Task to carry out: Give every line of the material again, exactly as written.

Begin Information supplied

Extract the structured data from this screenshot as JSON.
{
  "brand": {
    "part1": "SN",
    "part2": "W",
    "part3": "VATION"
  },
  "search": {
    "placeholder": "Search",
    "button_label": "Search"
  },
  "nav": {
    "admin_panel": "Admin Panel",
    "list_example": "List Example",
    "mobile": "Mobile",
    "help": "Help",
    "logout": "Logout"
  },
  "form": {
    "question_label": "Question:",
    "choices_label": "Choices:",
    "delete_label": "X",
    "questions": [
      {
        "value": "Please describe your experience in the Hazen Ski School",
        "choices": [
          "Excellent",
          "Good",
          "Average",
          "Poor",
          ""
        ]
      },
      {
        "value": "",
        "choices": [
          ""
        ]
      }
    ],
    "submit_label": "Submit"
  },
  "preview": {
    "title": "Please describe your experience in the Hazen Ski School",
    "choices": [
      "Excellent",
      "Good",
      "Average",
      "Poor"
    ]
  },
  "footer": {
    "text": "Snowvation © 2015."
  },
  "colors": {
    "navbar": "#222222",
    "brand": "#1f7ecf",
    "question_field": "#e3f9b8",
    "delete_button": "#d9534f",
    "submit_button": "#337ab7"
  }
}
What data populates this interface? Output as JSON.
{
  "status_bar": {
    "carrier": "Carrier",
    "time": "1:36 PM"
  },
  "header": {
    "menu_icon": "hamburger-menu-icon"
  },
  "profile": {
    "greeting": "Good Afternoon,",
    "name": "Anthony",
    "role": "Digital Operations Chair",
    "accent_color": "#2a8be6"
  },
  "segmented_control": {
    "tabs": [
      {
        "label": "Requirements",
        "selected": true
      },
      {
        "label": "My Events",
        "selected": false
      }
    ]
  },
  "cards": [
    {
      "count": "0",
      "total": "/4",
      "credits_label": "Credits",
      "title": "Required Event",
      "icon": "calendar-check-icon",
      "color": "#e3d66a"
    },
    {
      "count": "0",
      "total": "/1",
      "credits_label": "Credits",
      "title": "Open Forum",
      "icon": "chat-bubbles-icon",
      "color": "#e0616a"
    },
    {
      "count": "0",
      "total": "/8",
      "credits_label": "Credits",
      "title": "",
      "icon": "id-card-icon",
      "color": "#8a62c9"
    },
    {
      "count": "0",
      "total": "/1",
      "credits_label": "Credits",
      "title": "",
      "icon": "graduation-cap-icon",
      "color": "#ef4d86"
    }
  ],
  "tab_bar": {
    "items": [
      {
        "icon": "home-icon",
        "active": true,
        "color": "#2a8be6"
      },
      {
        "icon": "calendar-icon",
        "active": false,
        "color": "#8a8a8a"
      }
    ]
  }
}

End Information supplied

Complete output:
Extract the structured data from this screenshot as JSON.
{
  "brand": {
    "part1": "SN",
    "part2": "W",
    "part3": "VATION"
  },
  "search": {
    "placeholder": "Search",
    "button_label": "Search"
  },
  "nav": {
    "admin_panel": "Admin Panel",
    "list_example": "List Example",
    "mobile": "Mobile",
    "help": "Help",
    "logout": "Logout"
  },
  "form": {
    "question_label": "Question:",
    "choices_label": "Choices:",
    "delete_label": "X",
    "questions": [
      {
        "value": "Please describe your experience in the Hazen Ski School",
        "choices": [
          "Excellent",
          "Good",
          "Average",
          "Poor",
          ""
        ]
      },
      {
        "value": "",
        "choices": [
          ""
        ]
      }
    ],
    "submit_label": "Submit"
  },
  "preview": {
    "title": "Please describe your experience in the Hazen Ski School",
    "choices": [
      "Excellent",
      "Good",
      "Average",
      "Poor"
    ]
  },
  "footer": {
    "text": "Snowvation © 2015."
  },
  "colors": {
    "navbar": "#222222",
    "brand": "#1f7ecf",
    "question_field": "#e3f9b8",
    "delete_button": "#d9534f",
    "submit_button": "#337ab7"
  }
}
What data populates this interface? Output as JSON.
{
  "status_bar": {
    "carrier": "Carrier",
    "time": "1:36 PM"
  },
  "header": {
    "menu_icon": "hamburger-menu-icon"
  },
  "profile": {
    "greeting": "Good Afternoon,",
    "name": "Anthony",
    "role": "Digital Operations Chair",
    "accent_color": "#2a8be6"
  },
  "segmented_control": {
    "tabs": [
      {
        "label": "Requirements",
        "selected": true
      },
      {
        "label": "My Events",
        "selected": false
      }
    ]
  },
  "cards": [
    {
      "count": "0",
      "total": "/4",
      "credits_label": "Credits",
      "title": "Required Event",
      "icon": "calendar-check-icon",
      "color": "#e3d66a"
    },
    {
      "count": "0",
      "total": "/1",
      "credits_label": "Credits",
      "title": "Open Forum",
      "icon": "chat-bubbles-icon",
      "color": "#e0616a"
    },
    {
      "count": "0",
      "total": "/8",
      "credits_label": "Credits",
      "title": "",
      "icon": "id-card-icon",
      "color": "#8a62c9"
    },
    {
      "count": "0",
      "total": "/1",
      "credits_label": "Credits",
      "title": "",
      "icon": "graduation-cap-icon",
      "color": "#ef4d86"
    }
  ],
  "tab_bar": {
    "items": [
      {
        "icon": "home-icon",
        "active": true,
        "color": "#2a8be6"
      },
      {
        "icon": "calendar-icon",
        "active": false,
        "color": "#8a8a8a"
      }
    ]
  }
}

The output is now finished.